:: Work required ::
Check every line below for the word "Output" and copy each one that has it.

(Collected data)
********

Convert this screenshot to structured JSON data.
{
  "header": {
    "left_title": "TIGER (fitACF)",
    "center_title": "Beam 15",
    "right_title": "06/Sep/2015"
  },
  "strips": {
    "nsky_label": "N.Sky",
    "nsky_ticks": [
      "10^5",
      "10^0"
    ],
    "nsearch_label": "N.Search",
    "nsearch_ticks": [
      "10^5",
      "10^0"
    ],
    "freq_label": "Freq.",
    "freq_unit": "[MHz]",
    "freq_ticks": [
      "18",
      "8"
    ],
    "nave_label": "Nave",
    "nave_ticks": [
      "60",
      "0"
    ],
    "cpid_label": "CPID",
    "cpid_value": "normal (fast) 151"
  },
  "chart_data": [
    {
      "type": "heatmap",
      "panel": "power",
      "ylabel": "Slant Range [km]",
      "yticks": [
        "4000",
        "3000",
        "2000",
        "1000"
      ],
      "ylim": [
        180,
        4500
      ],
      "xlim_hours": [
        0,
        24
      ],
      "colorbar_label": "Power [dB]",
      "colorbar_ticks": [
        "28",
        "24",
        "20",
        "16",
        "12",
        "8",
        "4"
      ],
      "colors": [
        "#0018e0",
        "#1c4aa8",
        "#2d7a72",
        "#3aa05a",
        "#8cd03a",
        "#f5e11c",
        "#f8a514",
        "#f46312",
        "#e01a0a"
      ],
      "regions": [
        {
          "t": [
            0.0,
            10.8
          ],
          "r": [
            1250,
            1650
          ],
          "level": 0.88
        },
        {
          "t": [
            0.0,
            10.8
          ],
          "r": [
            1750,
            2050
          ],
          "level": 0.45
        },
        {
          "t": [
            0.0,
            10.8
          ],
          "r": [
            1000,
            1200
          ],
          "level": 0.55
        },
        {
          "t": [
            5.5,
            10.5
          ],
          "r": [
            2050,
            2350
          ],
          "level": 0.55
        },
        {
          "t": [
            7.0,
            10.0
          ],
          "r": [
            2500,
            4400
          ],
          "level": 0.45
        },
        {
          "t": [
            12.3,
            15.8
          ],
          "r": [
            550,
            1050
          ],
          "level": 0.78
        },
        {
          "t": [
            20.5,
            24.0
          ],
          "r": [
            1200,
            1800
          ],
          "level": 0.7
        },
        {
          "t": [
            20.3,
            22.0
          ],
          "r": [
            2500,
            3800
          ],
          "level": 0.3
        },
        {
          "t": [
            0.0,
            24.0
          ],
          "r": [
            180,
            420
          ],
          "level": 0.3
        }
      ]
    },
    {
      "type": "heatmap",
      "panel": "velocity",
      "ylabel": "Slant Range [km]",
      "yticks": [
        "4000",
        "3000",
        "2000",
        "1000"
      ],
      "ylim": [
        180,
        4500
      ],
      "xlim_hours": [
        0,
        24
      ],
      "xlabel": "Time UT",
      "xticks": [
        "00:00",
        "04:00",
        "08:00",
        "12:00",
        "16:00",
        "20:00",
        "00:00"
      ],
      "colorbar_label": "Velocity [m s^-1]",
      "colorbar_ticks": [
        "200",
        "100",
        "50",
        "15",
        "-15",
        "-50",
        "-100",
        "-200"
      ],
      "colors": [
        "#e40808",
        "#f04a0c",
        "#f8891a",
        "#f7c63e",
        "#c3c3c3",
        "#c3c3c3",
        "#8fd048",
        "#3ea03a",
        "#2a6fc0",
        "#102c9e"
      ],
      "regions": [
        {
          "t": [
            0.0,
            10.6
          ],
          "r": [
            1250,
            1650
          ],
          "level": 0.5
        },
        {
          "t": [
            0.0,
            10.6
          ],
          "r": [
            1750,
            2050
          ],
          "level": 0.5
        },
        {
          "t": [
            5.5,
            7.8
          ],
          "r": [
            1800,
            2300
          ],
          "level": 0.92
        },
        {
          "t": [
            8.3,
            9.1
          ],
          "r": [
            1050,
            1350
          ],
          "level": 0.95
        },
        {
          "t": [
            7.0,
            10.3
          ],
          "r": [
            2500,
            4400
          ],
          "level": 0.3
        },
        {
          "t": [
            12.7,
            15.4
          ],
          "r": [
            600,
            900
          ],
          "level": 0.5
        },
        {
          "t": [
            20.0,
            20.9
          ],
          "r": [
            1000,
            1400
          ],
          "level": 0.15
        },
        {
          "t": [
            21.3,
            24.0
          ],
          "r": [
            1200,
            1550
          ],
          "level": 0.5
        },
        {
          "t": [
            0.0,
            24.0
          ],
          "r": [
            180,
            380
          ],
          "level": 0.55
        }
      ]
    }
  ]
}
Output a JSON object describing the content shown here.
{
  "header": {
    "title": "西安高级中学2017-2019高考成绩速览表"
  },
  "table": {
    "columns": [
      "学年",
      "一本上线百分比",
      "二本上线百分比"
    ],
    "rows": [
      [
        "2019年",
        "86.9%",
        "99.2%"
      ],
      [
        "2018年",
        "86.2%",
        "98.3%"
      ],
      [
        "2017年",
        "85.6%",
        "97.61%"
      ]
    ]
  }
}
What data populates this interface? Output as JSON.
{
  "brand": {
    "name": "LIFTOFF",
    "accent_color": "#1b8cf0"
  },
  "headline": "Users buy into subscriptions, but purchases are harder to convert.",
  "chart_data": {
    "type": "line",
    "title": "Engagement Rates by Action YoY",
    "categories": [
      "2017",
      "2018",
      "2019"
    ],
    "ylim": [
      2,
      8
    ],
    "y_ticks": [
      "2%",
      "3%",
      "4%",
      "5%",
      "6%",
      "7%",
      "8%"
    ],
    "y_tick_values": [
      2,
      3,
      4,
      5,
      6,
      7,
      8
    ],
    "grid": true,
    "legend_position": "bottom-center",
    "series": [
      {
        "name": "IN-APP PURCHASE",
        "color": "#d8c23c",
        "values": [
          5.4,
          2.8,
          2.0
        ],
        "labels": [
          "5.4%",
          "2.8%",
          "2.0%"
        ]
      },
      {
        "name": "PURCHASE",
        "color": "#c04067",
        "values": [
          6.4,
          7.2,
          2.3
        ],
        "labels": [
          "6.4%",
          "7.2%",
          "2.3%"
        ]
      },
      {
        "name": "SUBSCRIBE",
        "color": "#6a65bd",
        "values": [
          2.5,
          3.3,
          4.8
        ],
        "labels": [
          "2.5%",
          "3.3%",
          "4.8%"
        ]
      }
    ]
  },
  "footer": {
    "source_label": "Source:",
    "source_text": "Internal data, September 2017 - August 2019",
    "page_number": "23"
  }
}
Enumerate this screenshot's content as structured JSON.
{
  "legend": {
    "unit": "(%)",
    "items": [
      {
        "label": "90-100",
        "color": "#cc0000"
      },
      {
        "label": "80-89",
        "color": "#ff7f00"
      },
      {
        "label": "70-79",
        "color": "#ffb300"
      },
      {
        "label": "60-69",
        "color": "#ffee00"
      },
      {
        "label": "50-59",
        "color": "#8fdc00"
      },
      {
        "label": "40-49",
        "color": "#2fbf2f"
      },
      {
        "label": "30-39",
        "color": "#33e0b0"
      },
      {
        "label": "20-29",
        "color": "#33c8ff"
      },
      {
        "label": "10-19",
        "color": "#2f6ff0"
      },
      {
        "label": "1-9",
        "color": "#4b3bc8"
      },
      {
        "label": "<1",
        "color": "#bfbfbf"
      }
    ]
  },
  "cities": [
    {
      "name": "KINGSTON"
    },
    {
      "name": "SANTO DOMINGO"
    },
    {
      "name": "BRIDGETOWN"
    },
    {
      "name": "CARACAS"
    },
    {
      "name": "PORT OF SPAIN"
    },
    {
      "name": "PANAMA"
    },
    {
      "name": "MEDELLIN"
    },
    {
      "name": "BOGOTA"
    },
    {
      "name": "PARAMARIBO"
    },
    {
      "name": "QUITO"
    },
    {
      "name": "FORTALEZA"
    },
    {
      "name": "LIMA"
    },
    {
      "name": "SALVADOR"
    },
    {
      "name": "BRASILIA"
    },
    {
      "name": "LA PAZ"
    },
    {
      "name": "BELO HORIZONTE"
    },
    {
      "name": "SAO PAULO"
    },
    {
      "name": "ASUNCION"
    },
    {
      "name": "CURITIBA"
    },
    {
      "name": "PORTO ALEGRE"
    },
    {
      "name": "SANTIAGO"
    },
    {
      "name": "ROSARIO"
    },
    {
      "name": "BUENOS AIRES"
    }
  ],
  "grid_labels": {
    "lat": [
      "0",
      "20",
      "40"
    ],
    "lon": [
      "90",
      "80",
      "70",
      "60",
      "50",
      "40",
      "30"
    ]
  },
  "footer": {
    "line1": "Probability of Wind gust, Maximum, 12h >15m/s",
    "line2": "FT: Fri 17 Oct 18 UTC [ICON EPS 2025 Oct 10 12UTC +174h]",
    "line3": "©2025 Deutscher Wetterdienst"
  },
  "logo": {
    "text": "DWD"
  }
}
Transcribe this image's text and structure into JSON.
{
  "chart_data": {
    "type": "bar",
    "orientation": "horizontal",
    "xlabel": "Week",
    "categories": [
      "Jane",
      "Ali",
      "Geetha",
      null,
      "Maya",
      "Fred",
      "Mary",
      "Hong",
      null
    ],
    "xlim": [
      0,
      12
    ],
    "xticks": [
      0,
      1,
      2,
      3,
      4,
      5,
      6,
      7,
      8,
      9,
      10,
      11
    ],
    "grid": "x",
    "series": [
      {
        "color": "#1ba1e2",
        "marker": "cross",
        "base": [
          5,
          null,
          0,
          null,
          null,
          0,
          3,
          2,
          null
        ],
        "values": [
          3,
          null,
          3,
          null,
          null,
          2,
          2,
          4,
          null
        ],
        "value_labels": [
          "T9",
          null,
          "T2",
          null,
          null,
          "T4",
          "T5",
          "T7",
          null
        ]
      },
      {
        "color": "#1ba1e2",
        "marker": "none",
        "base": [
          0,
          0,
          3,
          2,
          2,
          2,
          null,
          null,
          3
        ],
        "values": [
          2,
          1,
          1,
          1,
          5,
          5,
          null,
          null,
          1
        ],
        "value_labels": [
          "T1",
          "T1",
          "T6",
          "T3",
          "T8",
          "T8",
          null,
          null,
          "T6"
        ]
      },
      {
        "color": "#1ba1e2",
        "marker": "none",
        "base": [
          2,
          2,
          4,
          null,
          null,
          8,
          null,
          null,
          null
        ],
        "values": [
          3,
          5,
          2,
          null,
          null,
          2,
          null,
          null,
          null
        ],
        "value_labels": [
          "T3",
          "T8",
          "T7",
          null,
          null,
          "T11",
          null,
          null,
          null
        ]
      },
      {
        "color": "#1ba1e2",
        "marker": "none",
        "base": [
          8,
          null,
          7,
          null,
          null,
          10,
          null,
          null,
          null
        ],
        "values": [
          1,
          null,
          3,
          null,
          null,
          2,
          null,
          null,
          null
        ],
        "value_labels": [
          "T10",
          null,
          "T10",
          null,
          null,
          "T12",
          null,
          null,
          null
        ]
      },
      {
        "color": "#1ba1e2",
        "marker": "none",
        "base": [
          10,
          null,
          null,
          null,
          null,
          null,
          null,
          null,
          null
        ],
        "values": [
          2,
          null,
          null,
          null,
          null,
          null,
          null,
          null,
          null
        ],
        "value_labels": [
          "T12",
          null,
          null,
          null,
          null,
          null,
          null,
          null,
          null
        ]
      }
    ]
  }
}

********

:: Finished task ::
Output a JSON object describing the content shown here.
What data populates this interface? Output as JSON.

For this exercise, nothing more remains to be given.